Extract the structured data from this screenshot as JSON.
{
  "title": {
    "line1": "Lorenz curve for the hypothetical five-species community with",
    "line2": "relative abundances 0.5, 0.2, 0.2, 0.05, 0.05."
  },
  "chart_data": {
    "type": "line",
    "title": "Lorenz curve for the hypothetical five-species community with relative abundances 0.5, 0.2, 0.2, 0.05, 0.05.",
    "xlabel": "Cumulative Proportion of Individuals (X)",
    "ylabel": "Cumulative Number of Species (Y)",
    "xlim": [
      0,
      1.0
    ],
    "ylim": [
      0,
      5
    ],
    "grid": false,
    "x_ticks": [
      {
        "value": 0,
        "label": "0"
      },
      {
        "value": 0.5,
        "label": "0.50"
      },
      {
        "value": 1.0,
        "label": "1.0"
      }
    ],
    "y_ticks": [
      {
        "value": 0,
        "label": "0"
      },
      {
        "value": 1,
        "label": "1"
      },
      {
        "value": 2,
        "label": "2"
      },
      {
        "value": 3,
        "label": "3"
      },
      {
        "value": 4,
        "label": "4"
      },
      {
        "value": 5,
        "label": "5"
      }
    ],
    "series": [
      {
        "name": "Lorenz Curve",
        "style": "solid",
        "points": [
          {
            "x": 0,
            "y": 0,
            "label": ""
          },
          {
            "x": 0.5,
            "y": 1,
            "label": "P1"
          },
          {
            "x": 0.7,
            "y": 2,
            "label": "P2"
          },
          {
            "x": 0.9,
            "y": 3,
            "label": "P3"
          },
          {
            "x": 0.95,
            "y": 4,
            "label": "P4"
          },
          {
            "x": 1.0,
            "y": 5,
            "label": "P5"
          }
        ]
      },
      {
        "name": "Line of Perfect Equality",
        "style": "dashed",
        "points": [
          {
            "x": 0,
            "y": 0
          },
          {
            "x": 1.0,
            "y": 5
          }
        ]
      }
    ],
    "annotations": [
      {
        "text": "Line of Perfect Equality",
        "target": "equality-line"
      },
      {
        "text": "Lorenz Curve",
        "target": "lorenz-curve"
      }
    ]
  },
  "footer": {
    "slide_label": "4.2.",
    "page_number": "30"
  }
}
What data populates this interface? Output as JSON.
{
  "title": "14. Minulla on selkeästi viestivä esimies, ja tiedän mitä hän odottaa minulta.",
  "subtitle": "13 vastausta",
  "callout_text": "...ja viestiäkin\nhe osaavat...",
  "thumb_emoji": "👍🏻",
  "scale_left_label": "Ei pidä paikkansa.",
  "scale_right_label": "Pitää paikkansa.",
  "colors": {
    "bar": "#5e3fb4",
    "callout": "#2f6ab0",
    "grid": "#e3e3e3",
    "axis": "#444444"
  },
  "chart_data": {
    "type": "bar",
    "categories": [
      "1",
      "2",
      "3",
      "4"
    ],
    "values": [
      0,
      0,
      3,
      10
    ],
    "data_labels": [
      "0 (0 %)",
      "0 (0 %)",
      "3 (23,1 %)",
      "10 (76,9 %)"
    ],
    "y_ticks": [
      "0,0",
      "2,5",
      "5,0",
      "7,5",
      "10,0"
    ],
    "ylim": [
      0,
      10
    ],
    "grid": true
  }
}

• [Written task]: Find the lines with the string "Perfect" and reproduce them.

• [Output for this task]:
        "name": "Line of Perfect Equality",
        "text": "Line of Perfect Equality",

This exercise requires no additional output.